### Dataset extract ###

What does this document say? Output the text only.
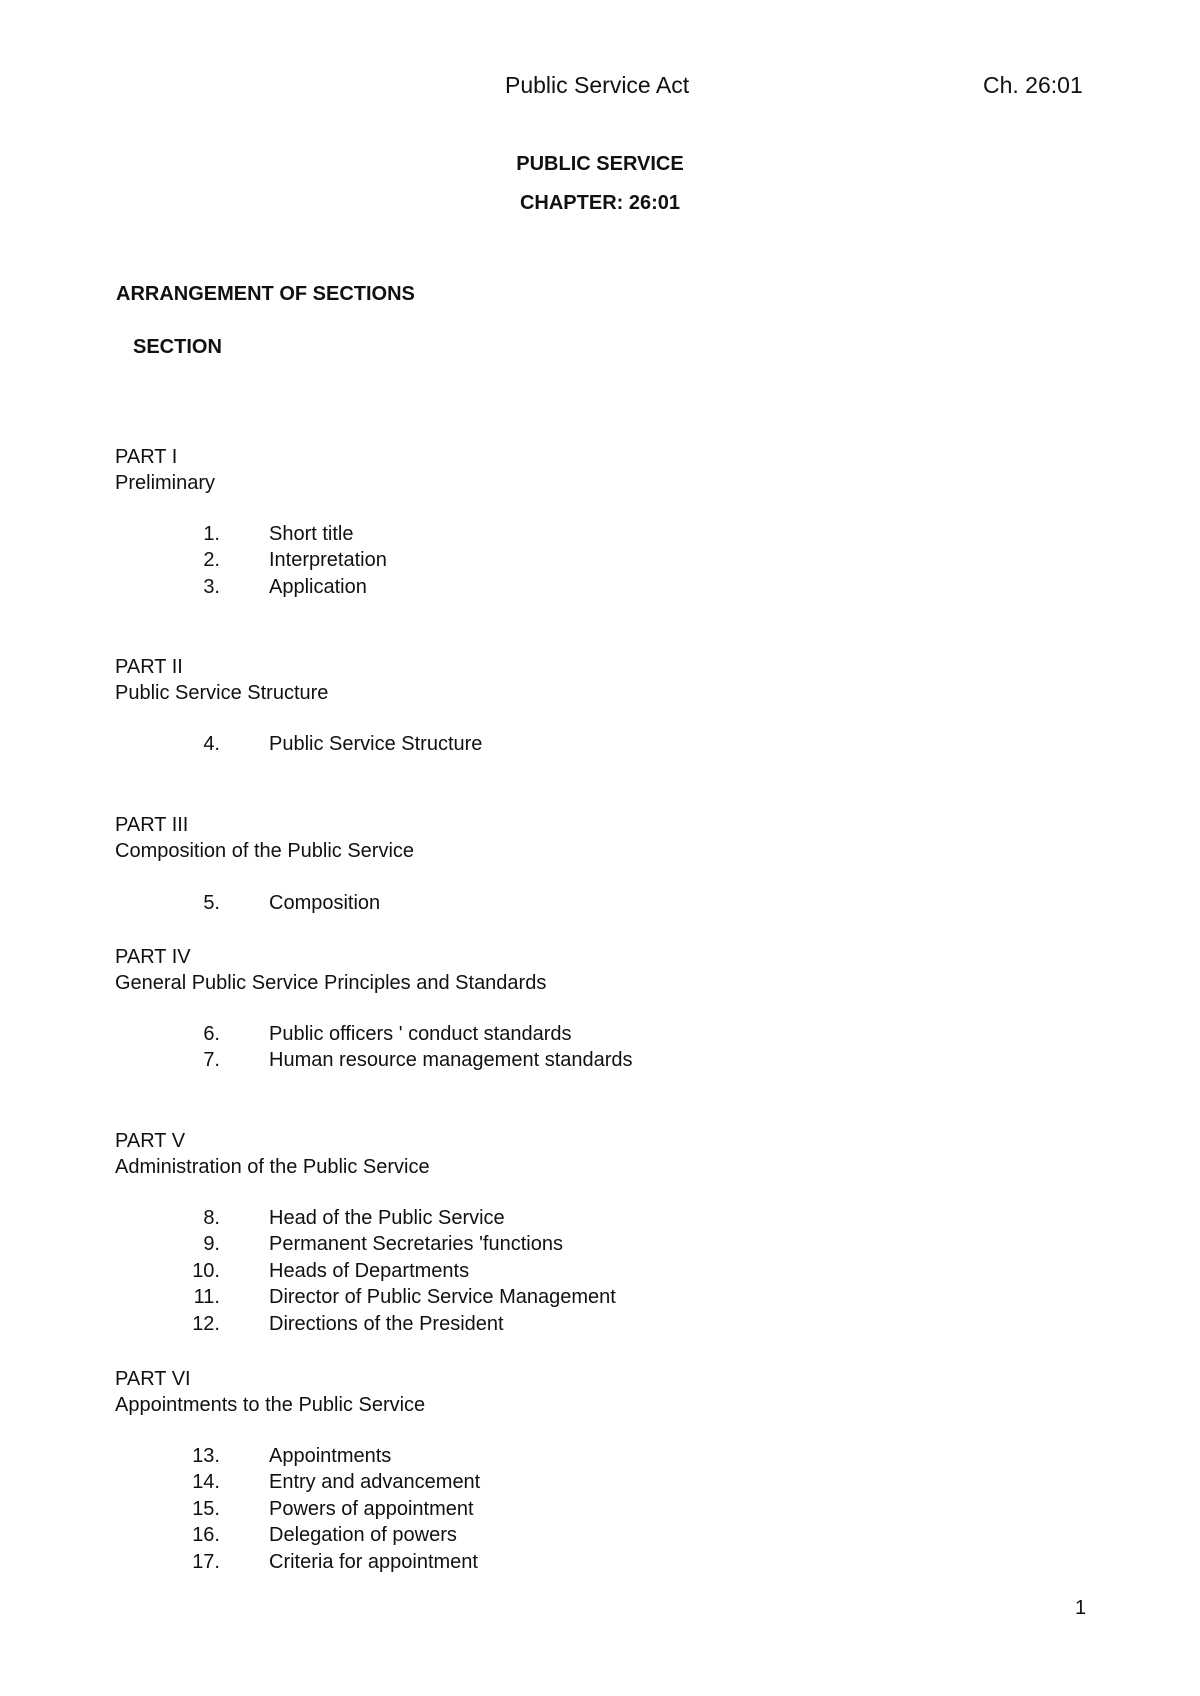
Public Service Act	Ch. 26:01
PUBLIC SERVICE
CHAPTER: 26:01
ARRANGEMENT OF SECTIONS
SECTION
PART I
Preliminary
1. Short title
2. Interpretation
3. Application
PART II
Public Service Structure
4. Public Service Structure
PART III
Composition of the Public Service
5. Composition
PART IV
General Public Service Principles and Standards
6. Public officers ' conduct standards
7. Human resource management standards
PART V
Administration of the Public Service
8. Head of the Public Service
9. Permanent Secretaries 'functions
10. Heads of Departments
11. Director of Public Service Management
12. Directions of the President
PART VI
Appointments to the Public Service
13. Appointments
14. Entry and advancement
15. Powers of appointment
16. Delegation of powers
17. Criteria for appointment
1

###

Problem - Using the data above, print every line exactly, omitting pictures.

Problem solution -
What does this document say? Output the text only.
Public Service Act	Ch. 26:01
PUBLIC SERVICE
CHAPTER: 26:01
ARRANGEMENT OF SECTIONS
SECTION
PART I
Preliminary
1. Short title
2. Interpretation
3. Application
PART II
Public Service Structure
4. Public Service Structure
PART III
Composition of the Public Service
5. Composition
PART IV
General Public Service Principles and Standards
6. Public officers ' conduct standards
7. Human resource management standards
PART V
Administration of the Public Service
8. Head of the Public Service
9. Permanent Secretaries 'functions
10. Heads of Departments
11. Director of Public Service Management
12. Directions of the President
PART VI
Appointments to the Public Service
13. Appointments
14. Entry and advancement
15. Powers of appointment
16. Delegation of powers
17. Criteria for appointment
1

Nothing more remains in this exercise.